## Job
From the abstract below on how liquids fill cavities, list every variable it names as affecting cavity-filling rates.

## Extract to read

Rates of Cavity Filling by Liquids

Authors

Dongjin Seo, Brigham Young University - ProvoFollow
Alex M. Schrader, University of California, Santa Barbara
Szu-Ying Chen, University of California, Santa Barbara
Yair Kaufman, Ben-Gurion University of the Negev
Thomas R. Cristiani, University of California, Santa Barbara
Steven H. Page, The Procter & Gamble Co.
Peter H. Koenig, The Procter & Gamble Co.
Yonas Gizaw, The Procter & Gamble Co.
Dong Woog Lee, Ulsan National Institute of Science and Technology
Jacob N. Israelachvili, University of California, Santa Barbara

Keywords

wetting transition, wetting dynamics, wenzel, Cassie-Baxter

Abstract

Understanding the fundamental wetting behavior of liquids on surfaces with pores or cavities provides insights into the wetting phenomena associated with rough or patterned surfaces, such as skin and fabrics, as well as the development of everyday products such as ointments and paints, and industrial applications such as enhanced oil recovery and pitting during chemical mechanical polishing. We have studied, both experimentally and theoretically, the dynamics of the transitions from the unfilled/partially filled (Cassie–Baxter) wetting state to the fully filled (Wenzel) wetting state on intrinsically hydrophilic surfaces (intrinsic water contact angle < 90°, where the Wenzel state is always the thermodynamically favorable state, while a temporary metastable Cassie–Baxter state can also exist) to determine the variables that control the rates of such transitions. We prepared silicon wafers with cylindrical cavities of different geometries and immersed them in bulk water. With bright-field and confocal fluorescence microscopy, we observed the details of, and the rates associated with, water penetration into the cavities from the bulk. We find that unconnected, reentrant cavities (i.e., cavities that open up below the surface) have the slowest cavity-filling rates, while connected or non-reentrant cavities undergo very rapid transitions. Using these unconnected, reentrant cavities, we identified the variables that affect cavity-filling rates: (i) the intrinsic contact angle, (ii) the concentration of dissolved air in the bulk water phase (i.e., aeration), (iii) the liquid volatility that determines the rate of capillary condensation inside the cavities, and (iv) the presence of surfactants.

## Recorded data
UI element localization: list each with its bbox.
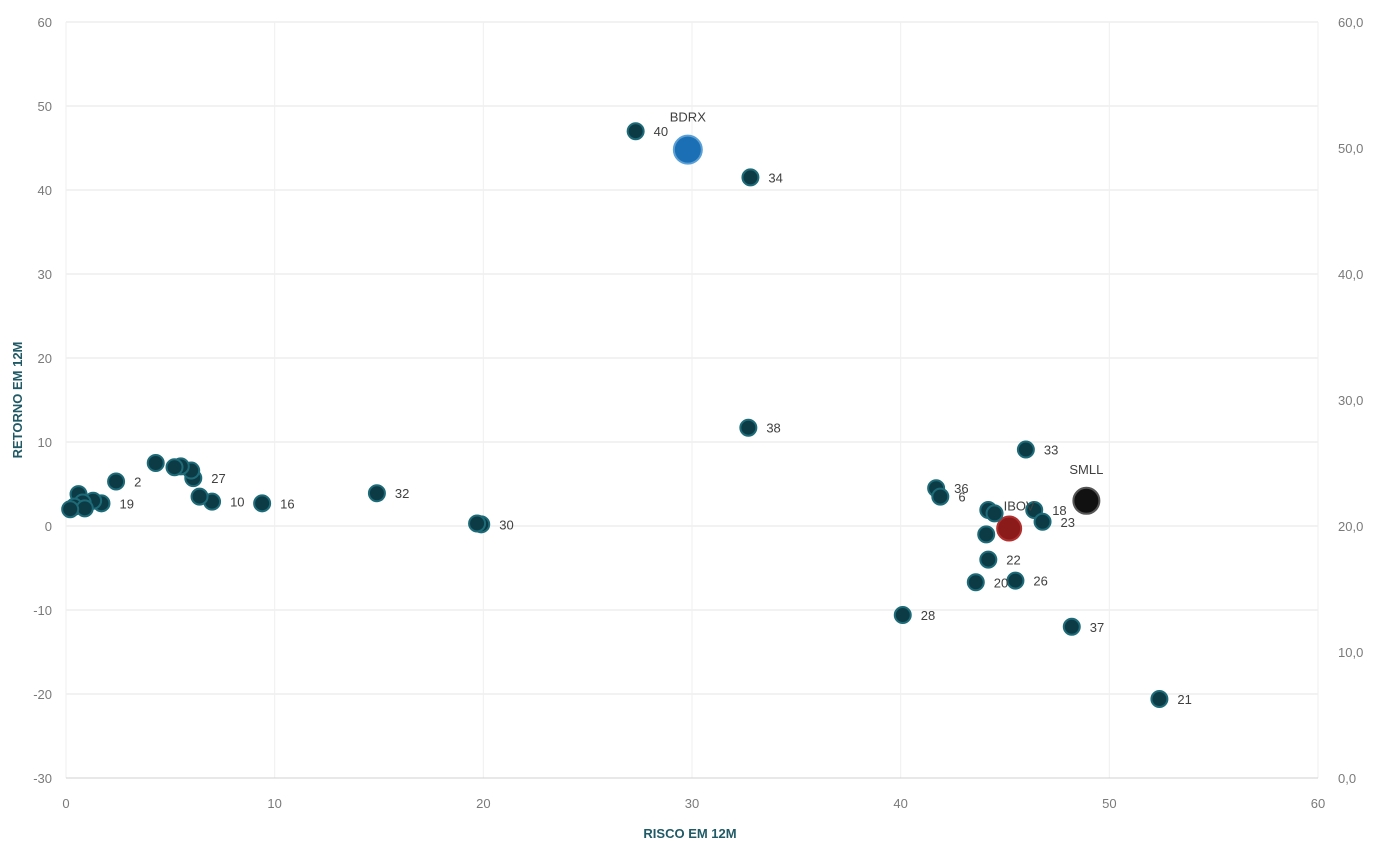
point-label: 18	[1052, 503, 1066, 518]
y-tick-label: 60	[38, 15, 52, 30]
tick-labels: -30 -20 -10 0 10 20 30 40 50 60 0 10 20 30 40 50 60 0,0 10…	[33, 15, 1363, 811]
x-tick-label: 30	[685, 796, 699, 811]
point-16	[253, 494, 272, 513]
point-unlabeled-29	[165, 458, 184, 477]
point-label: 6	[958, 490, 965, 505]
point-26	[1006, 571, 1025, 590]
y2-tick-label: 10,0	[1338, 645, 1363, 660]
point-label: 2	[134, 474, 141, 489]
x-tick-label: 10	[267, 796, 281, 811]
point-label: 22	[1006, 553, 1020, 568]
y-tick-label: 0	[45, 519, 52, 534]
point-label: 28	[921, 608, 935, 623]
point-label: 21	[1177, 692, 1191, 707]
y-tick-label: 20	[38, 351, 52, 366]
point-label: 30	[499, 517, 513, 532]
point-label: 37	[1090, 620, 1104, 635]
data-points	[61, 122, 1169, 709]
point-label: 23	[1061, 515, 1075, 530]
point-20	[966, 573, 985, 592]
point-label: 16	[280, 496, 294, 511]
y-tick-label: -20	[33, 687, 52, 702]
y-tick-label: 10	[38, 435, 52, 450]
point-bdrx	[672, 134, 703, 165]
x-tick-label: 40	[893, 796, 907, 811]
point-33	[1016, 440, 1035, 459]
point-label: IBOV	[1004, 499, 1035, 514]
point-label: 38	[766, 421, 780, 436]
point-label: 19	[119, 496, 133, 511]
y2-tick-label: 40,0	[1338, 267, 1363, 282]
x-tick-label: 20	[476, 796, 490, 811]
point-28	[893, 606, 912, 625]
point-label: 27	[211, 471, 225, 486]
point-37	[1062, 617, 1081, 636]
point-unlabeled-27	[190, 487, 209, 506]
point-smll	[1072, 486, 1101, 515]
point-40	[626, 122, 645, 141]
point-unlabeled-12	[985, 504, 1004, 523]
point-label: BDRX	[670, 110, 706, 125]
point-32	[367, 484, 386, 503]
point-6	[931, 487, 950, 506]
x-axis-label: RISCO EM 12M	[643, 826, 736, 841]
gridlines	[65, 21, 1319, 779]
y-tick-label: -10	[33, 603, 52, 618]
point-label: 36	[954, 481, 968, 496]
point-label: 26	[1033, 574, 1047, 589]
y-tick-label: 40	[38, 183, 52, 198]
point-label: 34	[768, 170, 782, 185]
point-unlabeled-38	[61, 500, 80, 519]
point-unlabeled-30	[146, 454, 165, 472]
point-22	[979, 550, 998, 569]
point-2	[107, 472, 126, 491]
y-tick-label: 30	[38, 267, 52, 282]
point-label: 10	[230, 495, 244, 510]
point-label: 20	[994, 575, 1008, 590]
y2-tick-label: 20,0	[1338, 519, 1363, 534]
y-axis-label: RETORNO EM 12M	[10, 342, 25, 459]
point-label: 33	[1044, 443, 1058, 458]
point-23	[1033, 512, 1052, 531]
point-unlabeled-22	[468, 514, 487, 533]
point-label: 40	[654, 124, 668, 139]
x-tick-label: 0	[62, 796, 69, 811]
y2-tick-label: 0,0	[1338, 771, 1356, 786]
y2-tick-label: 50,0	[1338, 141, 1363, 156]
y2-tick-label: 30,0	[1338, 393, 1363, 408]
y-tick-label: -30	[33, 771, 52, 786]
y2-tick-label: 60,0	[1338, 15, 1363, 30]
y-tick-label: 50	[38, 99, 52, 114]
x-tick-label: 50	[1102, 796, 1116, 811]
point-label: SMLL	[1069, 462, 1103, 477]
point-label: 32	[395, 486, 409, 501]
point-38	[739, 418, 758, 437]
x-tick-label: 60	[1311, 796, 1325, 811]
point-ibov	[996, 515, 1023, 542]
point-unlabeled-37	[75, 499, 94, 518]
point-34	[741, 168, 760, 187]
point-unlabeled-13	[977, 525, 996, 544]
point-21	[1150, 690, 1169, 709]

## Solution below
- The intrinsic contact angle
- The concentration of dissolved air in the bulk water phase (aeration)
- The liquid volatility that determines the rate of capillary condensation inside the cavities
- The presence of surfactants